§ **Exercise requirements**: In your copy, leave out the pictures; write out all the data exactly.

§ **Given records**:
____

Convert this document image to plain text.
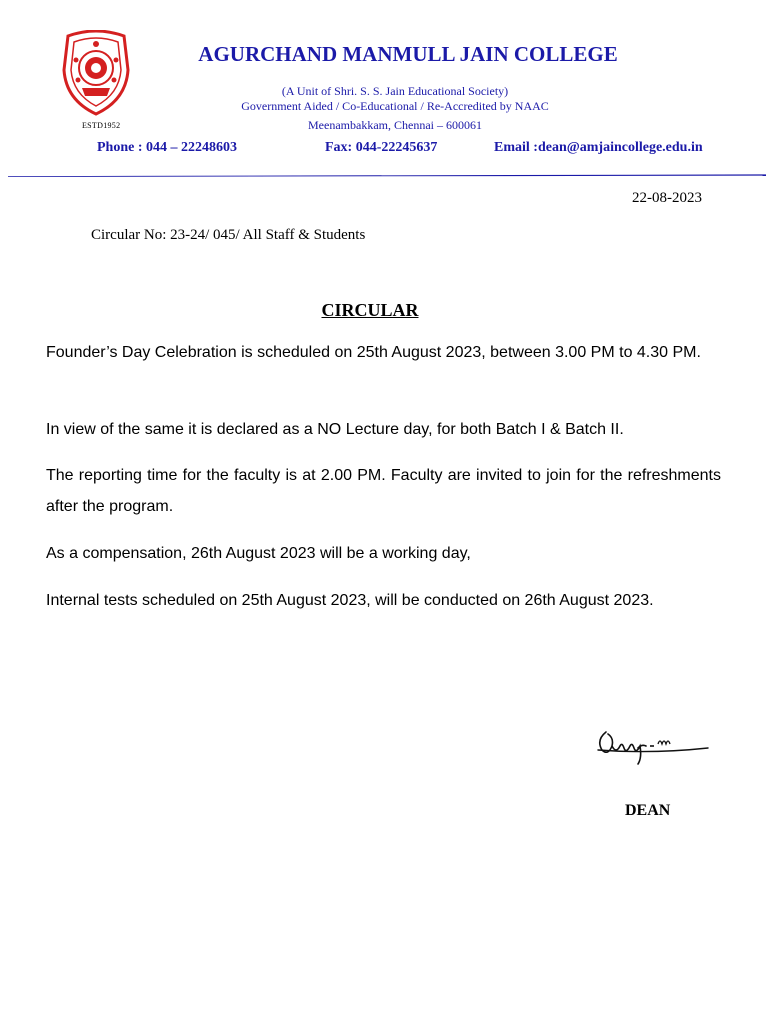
ESTD1952
AGURCHAND MANMULL JAIN COLLEGE
(A Unit of Shri. S. S. Jain Educational Society)
Government Aided / Co-Educational / Re-Accredited by NAAC
Meenambakkam, Chennai – 600061
Phone : 044 – 22248603	Fax: 044-22245637	Email :dean@amjaincollege.edu.in
22-08-2023
Circular No: 23-24/ 045/ All Staff & Students
CIRCULAR
Founder’s Day Celebration is scheduled on 25th August 2023, between 3.00 PM to 4.30 PM.
In view of the same it is declared as a NO Lecture day, for both Batch I & Batch II.
The reporting time for the faculty is at 2.00 PM. Faculty are invited to join for the refreshments after the program.
As a compensation, 26th August 2023 will be a working day,
Internal tests scheduled on 25th August 2023, will be conducted on 26th August 2023.
DEAN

____

§ **Result of the task**:
Convert this document image to plain text.
ESTD1952
AGURCHAND MANMULL JAIN COLLEGE
(A Unit of Shri. S. S. Jain Educational Society)
Government Aided / Co-Educational / Re-Accredited by NAAC
Meenambakkam, Chennai – 600061
Phone : 044 – 22248603	Fax: 044-22245637	Email :dean@amjaincollege.edu.in
22-08-2023
Circular No: 23-24/ 045/ All Staff & Students
CIRCULAR
Founder’s Day Celebration is scheduled on 25th August 2023, between 3.00 PM to 4.30 PM.
In view of the same it is declared as a NO Lecture day, for both Batch I & Batch II.
The reporting time for the faculty is at 2.00 PM. Faculty are invited to join for the refreshments after the program.
As a compensation, 26th August 2023 will be a working day,
Internal tests scheduled on 25th August 2023, will be conducted on 26th August 2023.
DEAN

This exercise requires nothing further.